- **Work instructions**
Gather every line of the listing below that contains the string "elements". Case counts, so match capital and lowercase letters exactly.

- **Data extract**
----

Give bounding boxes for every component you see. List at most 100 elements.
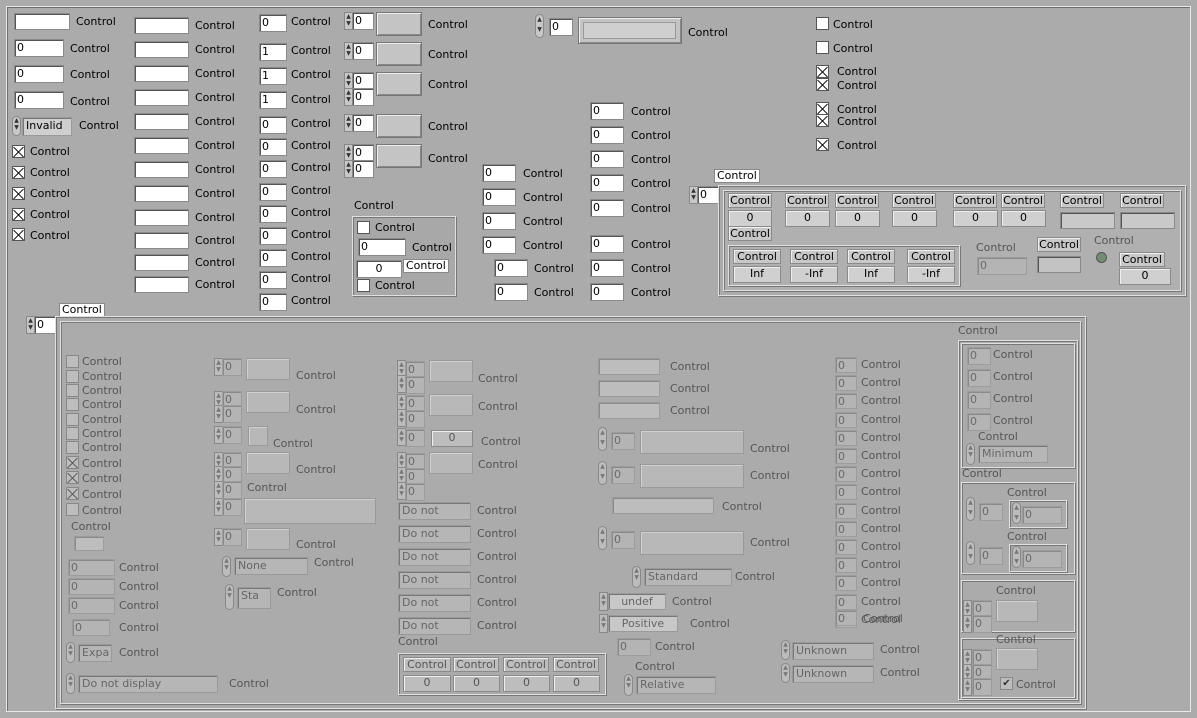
numeric-field[interactable]: 0 xyxy=(222,481,242,499)
spinner-arrows-icon[interactable]: ▲ ▼ xyxy=(535,14,544,38)
numeric-field[interactable]: 0 xyxy=(590,150,624,168)
numeric-field[interactable]: 0 xyxy=(977,257,1027,275)
checkbox-unchecked-icon[interactable] xyxy=(816,17,829,30)
numeric-field[interactable]: 0 xyxy=(259,14,287,32)
numeric-field[interactable]: 0 xyxy=(590,102,624,120)
numeric-field[interactable]: 0 xyxy=(68,578,115,595)
numeric-field[interactable]: 0 xyxy=(892,210,937,227)
text-field[interactable] xyxy=(134,276,189,293)
enum-ring[interactable]: Do not xyxy=(398,617,471,635)
numeric-field[interactable]: 0 xyxy=(259,160,287,178)
numeric-field[interactable]: 0 xyxy=(405,376,425,394)
numeric-field[interactable]: Inf xyxy=(733,266,781,283)
text-field[interactable] xyxy=(598,380,660,397)
text-field[interactable] xyxy=(74,536,104,551)
checkbox-checked-icon[interactable] xyxy=(816,78,829,91)
numeric-field[interactable]: 0 xyxy=(611,432,635,450)
numeric-field[interactable]: 0 xyxy=(259,116,287,134)
checkbox-checked-icon[interactable] xyxy=(816,65,829,78)
checkbox-unchecked-icon[interactable] xyxy=(66,441,79,454)
enum-ring[interactable]: None xyxy=(234,557,308,575)
numeric-field[interactable]: 0 xyxy=(222,405,242,423)
numeric-field[interactable]: 0 xyxy=(1022,550,1062,568)
numeric-field[interactable]: 0 xyxy=(222,528,242,546)
numeric-field[interactable]: 1 xyxy=(259,67,287,85)
numeric-field[interactable]: 0 xyxy=(835,610,857,626)
ring-arrows-icon[interactable]: ▲ ▼ xyxy=(222,556,231,577)
numeric-field[interactable]: 0 xyxy=(967,391,991,409)
text-field[interactable] xyxy=(134,89,189,106)
spinner-arrows-icon[interactable]: ▲ ▼ xyxy=(963,678,972,696)
checkbox-unchecked-icon[interactable] xyxy=(66,398,79,411)
numeric-field[interactable]: 0 xyxy=(14,39,64,57)
color-box[interactable] xyxy=(376,12,422,36)
enum-ring[interactable]: Unknown xyxy=(792,642,874,660)
numeric-field[interactable]: 0 xyxy=(835,448,857,464)
spinner-arrows-icon[interactable]: ▲ ▼ xyxy=(1012,502,1021,524)
checkbox-unchecked-icon[interactable] xyxy=(66,427,79,440)
numeric-field[interactable]: 0 xyxy=(259,293,287,311)
numeric-field[interactable]: 0 xyxy=(405,429,425,447)
numeric-field[interactable]: 0 xyxy=(352,114,374,132)
numeric-field[interactable]: 0 xyxy=(1119,268,1171,285)
numeric-field[interactable]: 0 xyxy=(979,547,1003,565)
checkbox-unchecked-icon[interactable] xyxy=(66,370,79,383)
spinner-arrows-icon[interactable]: ▲ ▼ xyxy=(966,541,975,565)
ring-arrows-icon[interactable]: ▲ ▼ xyxy=(781,640,790,660)
color-box[interactable] xyxy=(246,452,290,474)
numeric-field[interactable]: 0 xyxy=(835,210,880,227)
enum-ring[interactable]: Standard xyxy=(644,568,732,586)
checkbox-unchecked-icon[interactable] xyxy=(66,384,79,397)
numeric-field[interactable]: 0 xyxy=(352,88,374,106)
ring-arrows-icon[interactable]: ▲ ▼ xyxy=(599,592,608,611)
text-field[interactable] xyxy=(134,17,189,34)
color-box[interactable] xyxy=(248,426,268,446)
numeric-field[interactable]: 0 xyxy=(453,675,500,692)
numeric-field[interactable]: 0 xyxy=(953,210,998,227)
enum-ring[interactable]: undef xyxy=(608,593,666,610)
ring-arrows-icon[interactable]: ▲ ▼ xyxy=(599,614,608,633)
numeric-field[interactable]: 0 xyxy=(590,259,624,277)
enum-ring[interactable]: Unknown xyxy=(792,665,874,683)
numeric-field[interactable]: 0 xyxy=(259,205,287,223)
numeric-field[interactable]: 0 xyxy=(728,210,772,227)
color-box[interactable] xyxy=(429,360,473,382)
enum-ring[interactable]: Do not xyxy=(398,594,471,612)
numeric-field[interactable]: 0 xyxy=(1022,506,1062,524)
text-field[interactable] xyxy=(134,161,189,178)
text-field[interactable] xyxy=(134,113,189,130)
text-field[interactable] xyxy=(598,358,660,375)
color-box[interactable] xyxy=(996,600,1038,622)
checkbox-unchecked-icon[interactable] xyxy=(816,41,829,54)
numeric-field[interactable]: 0 xyxy=(482,188,516,206)
checkbox-checked-icon[interactable] xyxy=(816,114,829,127)
numeric-field[interactable]: 0 xyxy=(835,575,857,591)
color-box[interactable] xyxy=(429,394,473,416)
checkbox-checked-icon[interactable] xyxy=(12,187,25,200)
color-box[interactable] xyxy=(376,114,422,138)
ring-arrows-icon[interactable]: ▲ ▼ xyxy=(781,663,790,683)
color-box[interactable] xyxy=(376,72,422,96)
color-box[interactable] xyxy=(376,42,422,66)
text-field[interactable] xyxy=(134,137,189,154)
numeric-field[interactable]: 0 xyxy=(403,675,451,692)
checkbox-checked-icon[interactable] xyxy=(12,145,25,158)
ring-arrows-icon[interactable]: ▲ ▼ xyxy=(66,673,75,694)
numeric-field[interactable]: 0 xyxy=(494,283,528,301)
numeric-field[interactable]: 0 xyxy=(549,18,573,36)
color-box[interactable] xyxy=(640,430,744,454)
enum-ring[interactable]: Do not xyxy=(398,502,471,520)
numeric-field[interactable]: 0 xyxy=(979,503,1003,521)
color-box[interactable] xyxy=(640,531,744,555)
numeric-field[interactable]: 0 xyxy=(482,212,516,230)
ring-arrows-icon[interactable]: ▲ ▼ xyxy=(624,674,633,696)
checkbox-unchecked-icon[interactable] xyxy=(66,503,79,516)
numeric-field[interactable]: 1 xyxy=(259,91,287,109)
color-box[interactable] xyxy=(640,464,744,488)
checkbox-checked-icon[interactable] xyxy=(12,166,25,179)
checkbox-checked-icon[interactable] xyxy=(12,228,25,241)
numeric-field[interactable]: 0 xyxy=(835,375,857,391)
numeric-field[interactable]: 0 xyxy=(259,249,287,267)
numeric-field[interactable]: 0 xyxy=(356,260,402,278)
checkbox-unchecked-icon[interactable] xyxy=(357,279,370,292)
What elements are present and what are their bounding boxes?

----

- **The solution**
Give bounding boxes for every component you see. List at most 100 elements.
What elements are present and what are their bounding boxes?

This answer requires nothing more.